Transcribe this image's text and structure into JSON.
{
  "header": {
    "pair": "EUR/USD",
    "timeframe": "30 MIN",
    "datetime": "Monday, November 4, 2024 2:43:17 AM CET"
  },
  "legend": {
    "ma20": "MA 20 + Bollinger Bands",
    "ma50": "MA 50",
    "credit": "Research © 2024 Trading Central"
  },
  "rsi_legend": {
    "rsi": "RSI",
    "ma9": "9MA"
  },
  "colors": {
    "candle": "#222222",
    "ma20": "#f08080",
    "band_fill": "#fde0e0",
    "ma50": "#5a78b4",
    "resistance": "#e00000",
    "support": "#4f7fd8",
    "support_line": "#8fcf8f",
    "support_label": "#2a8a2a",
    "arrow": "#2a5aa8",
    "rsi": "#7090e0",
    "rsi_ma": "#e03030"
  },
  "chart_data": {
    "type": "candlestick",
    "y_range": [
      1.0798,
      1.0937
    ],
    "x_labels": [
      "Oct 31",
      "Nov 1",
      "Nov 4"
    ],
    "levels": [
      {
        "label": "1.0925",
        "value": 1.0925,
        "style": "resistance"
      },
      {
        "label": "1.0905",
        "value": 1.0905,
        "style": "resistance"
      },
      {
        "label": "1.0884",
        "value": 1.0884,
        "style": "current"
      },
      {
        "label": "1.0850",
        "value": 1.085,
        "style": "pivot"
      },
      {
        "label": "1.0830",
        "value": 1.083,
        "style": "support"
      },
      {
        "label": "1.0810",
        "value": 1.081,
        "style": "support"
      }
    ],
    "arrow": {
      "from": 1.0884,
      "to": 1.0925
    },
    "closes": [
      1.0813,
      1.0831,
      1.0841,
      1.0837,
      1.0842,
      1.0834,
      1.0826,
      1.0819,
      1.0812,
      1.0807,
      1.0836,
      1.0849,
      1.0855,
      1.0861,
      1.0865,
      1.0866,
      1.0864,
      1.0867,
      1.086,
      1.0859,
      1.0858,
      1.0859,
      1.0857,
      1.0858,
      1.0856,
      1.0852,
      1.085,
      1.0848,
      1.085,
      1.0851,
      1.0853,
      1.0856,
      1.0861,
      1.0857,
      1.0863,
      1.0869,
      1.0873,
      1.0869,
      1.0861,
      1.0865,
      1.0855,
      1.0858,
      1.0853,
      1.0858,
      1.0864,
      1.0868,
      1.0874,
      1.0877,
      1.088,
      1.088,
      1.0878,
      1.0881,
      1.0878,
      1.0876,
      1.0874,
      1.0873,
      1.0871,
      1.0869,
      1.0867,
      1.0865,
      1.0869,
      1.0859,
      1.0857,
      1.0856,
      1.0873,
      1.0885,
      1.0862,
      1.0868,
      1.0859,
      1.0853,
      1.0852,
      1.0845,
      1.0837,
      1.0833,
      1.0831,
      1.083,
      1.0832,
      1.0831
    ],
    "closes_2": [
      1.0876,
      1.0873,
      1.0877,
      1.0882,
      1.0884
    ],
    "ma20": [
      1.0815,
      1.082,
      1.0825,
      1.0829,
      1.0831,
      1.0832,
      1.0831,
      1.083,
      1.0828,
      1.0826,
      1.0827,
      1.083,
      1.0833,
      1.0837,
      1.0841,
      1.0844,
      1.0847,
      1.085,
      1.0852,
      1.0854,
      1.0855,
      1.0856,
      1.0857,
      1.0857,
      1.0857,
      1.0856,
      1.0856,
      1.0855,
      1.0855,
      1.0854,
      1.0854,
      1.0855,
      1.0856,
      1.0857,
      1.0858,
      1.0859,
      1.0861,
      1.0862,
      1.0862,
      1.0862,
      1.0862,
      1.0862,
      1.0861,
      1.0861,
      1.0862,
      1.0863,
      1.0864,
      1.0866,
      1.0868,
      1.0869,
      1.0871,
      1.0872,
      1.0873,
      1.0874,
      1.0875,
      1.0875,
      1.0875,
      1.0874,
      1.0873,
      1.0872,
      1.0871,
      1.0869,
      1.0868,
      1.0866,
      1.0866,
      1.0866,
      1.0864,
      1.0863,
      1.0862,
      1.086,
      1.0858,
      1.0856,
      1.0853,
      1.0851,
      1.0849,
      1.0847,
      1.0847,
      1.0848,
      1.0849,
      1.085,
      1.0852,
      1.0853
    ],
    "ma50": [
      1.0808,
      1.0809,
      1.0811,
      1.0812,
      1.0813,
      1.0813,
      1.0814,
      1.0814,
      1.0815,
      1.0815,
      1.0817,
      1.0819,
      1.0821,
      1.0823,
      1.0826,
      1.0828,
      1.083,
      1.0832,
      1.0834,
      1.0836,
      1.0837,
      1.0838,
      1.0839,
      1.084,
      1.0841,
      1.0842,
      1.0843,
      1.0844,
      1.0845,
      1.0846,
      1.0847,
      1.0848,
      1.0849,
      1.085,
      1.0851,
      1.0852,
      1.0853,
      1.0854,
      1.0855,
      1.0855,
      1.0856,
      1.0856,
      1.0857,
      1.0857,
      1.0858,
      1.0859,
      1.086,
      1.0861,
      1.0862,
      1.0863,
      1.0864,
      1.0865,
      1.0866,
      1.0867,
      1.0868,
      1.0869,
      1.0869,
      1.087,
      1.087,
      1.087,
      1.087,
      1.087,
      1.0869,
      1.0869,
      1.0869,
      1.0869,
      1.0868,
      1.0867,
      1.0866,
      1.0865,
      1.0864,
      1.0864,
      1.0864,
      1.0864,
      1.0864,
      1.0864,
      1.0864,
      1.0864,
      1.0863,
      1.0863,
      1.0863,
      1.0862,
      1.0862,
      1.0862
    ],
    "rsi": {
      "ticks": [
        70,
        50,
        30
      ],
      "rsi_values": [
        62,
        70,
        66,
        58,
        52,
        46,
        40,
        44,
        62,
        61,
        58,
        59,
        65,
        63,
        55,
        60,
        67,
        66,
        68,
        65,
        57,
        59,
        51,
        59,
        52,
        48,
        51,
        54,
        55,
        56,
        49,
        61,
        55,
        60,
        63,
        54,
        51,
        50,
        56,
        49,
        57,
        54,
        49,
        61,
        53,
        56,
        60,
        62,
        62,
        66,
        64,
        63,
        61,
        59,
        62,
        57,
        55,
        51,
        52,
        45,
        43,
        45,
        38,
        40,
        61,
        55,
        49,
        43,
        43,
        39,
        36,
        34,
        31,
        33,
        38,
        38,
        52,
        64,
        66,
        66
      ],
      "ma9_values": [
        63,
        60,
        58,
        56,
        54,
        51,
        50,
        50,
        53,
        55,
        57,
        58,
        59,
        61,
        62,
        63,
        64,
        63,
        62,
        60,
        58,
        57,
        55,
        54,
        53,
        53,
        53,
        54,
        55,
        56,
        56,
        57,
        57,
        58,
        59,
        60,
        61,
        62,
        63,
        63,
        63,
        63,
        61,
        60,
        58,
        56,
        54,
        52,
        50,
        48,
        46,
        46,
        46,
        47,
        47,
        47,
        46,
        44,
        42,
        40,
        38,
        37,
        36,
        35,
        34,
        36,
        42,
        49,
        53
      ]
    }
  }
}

◆ **What this task involves**
All of the data needs to be reproduced exactly, with no line missing.

◆ **The result**
Transcribe this image's text and structure into JSON.
{
  "header": {
    "pair": "EUR/USD",
    "timeframe": "30 MIN",
    "datetime": "Monday, November 4, 2024 2:43:17 AM CET"
  },
  "legend": {
    "ma20": "MA 20 + Bollinger Bands",
    "ma50": "MA 50",
    "credit": "Research © 2024 Trading Central"
  },
  "rsi_legend": {
    "rsi": "RSI",
    "ma9": "9MA"
  },
  "colors": {
    "candle": "#222222",
    "ma20": "#f08080",
    "band_fill": "#fde0e0",
    "ma50": "#5a78b4",
    "resistance": "#e00000",
    "support": "#4f7fd8",
    "support_line": "#8fcf8f",
    "support_label": "#2a8a2a",
    "arrow": "#2a5aa8",
    "rsi": "#7090e0",
    "rsi_ma": "#e03030"
  },
  "chart_data": {
    "type": "candlestick",
    "y_range": [
      1.0798,
      1.0937
    ],
    "x_labels": [
      "Oct 31",
      "Nov 1",
      "Nov 4"
    ],
    "levels": [
      {
        "label": "1.0925",
        "value": 1.0925,
        "style": "resistance"
      },
      {
        "label": "1.0905",
        "value": 1.0905,
        "style": "resistance"
      },
      {
        "label": "1.0884",
        "value": 1.0884,
        "style": "current"
      },
      {
        "label": "1.0850",
        "value": 1.085,
        "style": "pivot"
      },
      {
        "label": "1.0830",
        "value": 1.083,
        "style": "support"
      },
      {
        "label": "1.0810",
        "value": 1.081,
        "style": "support"
      }
    ],
    "arrow": {
      "from": 1.0884,
      "to": 1.0925
    },
    "closes": [
      1.0813,
      1.0831,
      1.0841,
      1.0837,
      1.0842,
      1.0834,
      1.0826,
      1.0819,
      1.0812,
      1.0807,
      1.0836,
      1.0849,
      1.0855,
      1.0861,
      1.0865,
      1.0866,
      1.0864,
      1.0867,
      1.086,
      1.0859,
      1.0858,
      1.0859,
      1.0857,
      1.0858,
      1.0856,
      1.0852,
      1.085,
      1.0848,
      1.085,
      1.0851,
      1.0853,
      1.0856,
      1.0861,
      1.0857,
      1.0863,
      1.0869,
      1.0873,
      1.0869,
      1.0861,
      1.0865,
      1.0855,
      1.0858,
      1.0853,
      1.0858,
      1.0864,
      1.0868,
      1.0874,
      1.0877,
      1.088,
      1.088,
      1.0878,
      1.0881,
      1.0878,
      1.0876,
      1.0874,
      1.0873,
      1.0871,
      1.0869,
      1.0867,
      1.0865,
      1.0869,
      1.0859,
      1.0857,
      1.0856,
      1.0873,
      1.0885,
      1.0862,
      1.0868,
      1.0859,
      1.0853,
      1.0852,
      1.0845,
      1.0837,
      1.0833,
      1.0831,
      1.083,
      1.0832,
      1.0831
    ],
    "closes_2": [
      1.0876,
      1.0873,
      1.0877,
      1.0882,
      1.0884
    ],
    "ma20": [
      1.0815,
      1.082,
      1.0825,
      1.0829,
      1.0831,
      1.0832,
      1.0831,
      1.083,
      1.0828,
      1.0826,
      1.0827,
      1.083,
      1.0833,
      1.0837,
      1.0841,
      1.0844,
      1.0847,
      1.085,
      1.0852,
      1.0854,
      1.0855,
      1.0856,
      1.0857,
      1.0857,
      1.0857,
      1.0856,
      1.0856,
      1.0855,
      1.0855,
      1.0854,
      1.0854,
      1.0855,
      1.0856,
      1.0857,
      1.0858,
      1.0859,
      1.0861,
      1.0862,
      1.0862,
      1.0862,
      1.0862,
      1.0862,
      1.0861,
      1.0861,
      1.0862,
      1.0863,
      1.0864,
      1.0866,
      1.0868,
      1.0869,
      1.0871,
      1.0872,
      1.0873,
      1.0874,
      1.0875,
      1.0875,
      1.0875,
      1.0874,
      1.0873,
      1.0872,
      1.0871,
      1.0869,
      1.0868,
      1.0866,
      1.0866,
      1.0866,
      1.0864,
      1.0863,
      1.0862,
      1.086,
      1.0858,
      1.0856,
      1.0853,
      1.0851,
      1.0849,
      1.0847,
      1.0847,
      1.0848,
      1.0849,
      1.085,
      1.0852,
      1.0853
    ],
    "ma50": [
      1.0808,
      1.0809,
      1.0811,
      1.0812,
      1.0813,
      1.0813,
      1.0814,
      1.0814,
      1.0815,
      1.0815,
      1.0817,
      1.0819,
      1.0821,
      1.0823,
      1.0826,
      1.0828,
      1.083,
      1.0832,
      1.0834,
      1.0836,
      1.0837,
      1.0838,
      1.0839,
      1.084,
      1.0841,
      1.0842,
      1.0843,
      1.0844,
      1.0845,
      1.0846,
      1.0847,
      1.0848,
      1.0849,
      1.085,
      1.0851,
      1.0852,
      1.0853,
      1.0854,
      1.0855,
      1.0855,
      1.0856,
      1.0856,
      1.0857,
      1.0857,
      1.0858,
      1.0859,
      1.086,
      1.0861,
      1.0862,
      1.0863,
      1.0864,
      1.0865,
      1.0866,
      1.0867,
      1.0868,
      1.0869,
      1.0869,
      1.087,
      1.087,
      1.087,
      1.087,
      1.087,
      1.0869,
      1.0869,
      1.0869,
      1.0869,
      1.0868,
      1.0867,
      1.0866,
      1.0865,
      1.0864,
      1.0864,
      1.0864,
      1.0864,
      1.0864,
      1.0864,
      1.0864,
      1.0864,
      1.0863,
      1.0863,
      1.0863,
      1.0862,
      1.0862,
      1.0862
    ],
    "rsi": {
      "ticks": [
        70,
        50,
        30
      ],
      "rsi_values": [
        62,
        70,
        66,
        58,
        52,
        46,
        40,
        44,
        62,
        61,
        58,
        59,
        65,
        63,
        55,
        60,
        67,
        66,
        68,
        65,
        57,
        59,
        51,
        59,
        52,
        48,
        51,
        54,
        55,
        56,
        49,
        61,
        55,
        60,
        63,
        54,
        51,
        50,
        56,
        49,
        57,
        54,
        49,
        61,
        53,
        56,
        60,
        62,
        62,
        66,
        64,
        63,
        61,
        59,
        62,
        57,
        55,
        51,
        52,
        45,
        43,
        45,
        38,
        40,
        61,
        55,
        49,
        43,
        43,
        39,
        36,
        34,
        31,
        33,
        38,
        38,
        52,
        64,
        66,
        66
      ],
      "ma9_values": [
        63,
        60,
        58,
        56,
        54,
        51,
        50,
        50,
        53,
        55,
        57,
        58,
        59,
        61,
        62,
        63,
        64,
        63,
        62,
        60,
        58,
        57,
        55,
        54,
        53,
        53,
        53,
        54,
        55,
        56,
        56,
        57,
        57,
        58,
        59,
        60,
        61,
        62,
        63,
        63,
        63,
        63,
        61,
        60,
        58,
        56,
        54,
        52,
        50,
        48,
        46,
        46,
        46,
        47,
        47,
        47,
        46,
        44,
        42,
        40,
        38,
        37,
        36,
        35,
        34,
        36,
        42,
        49,
        53
      ]
    }
  }
}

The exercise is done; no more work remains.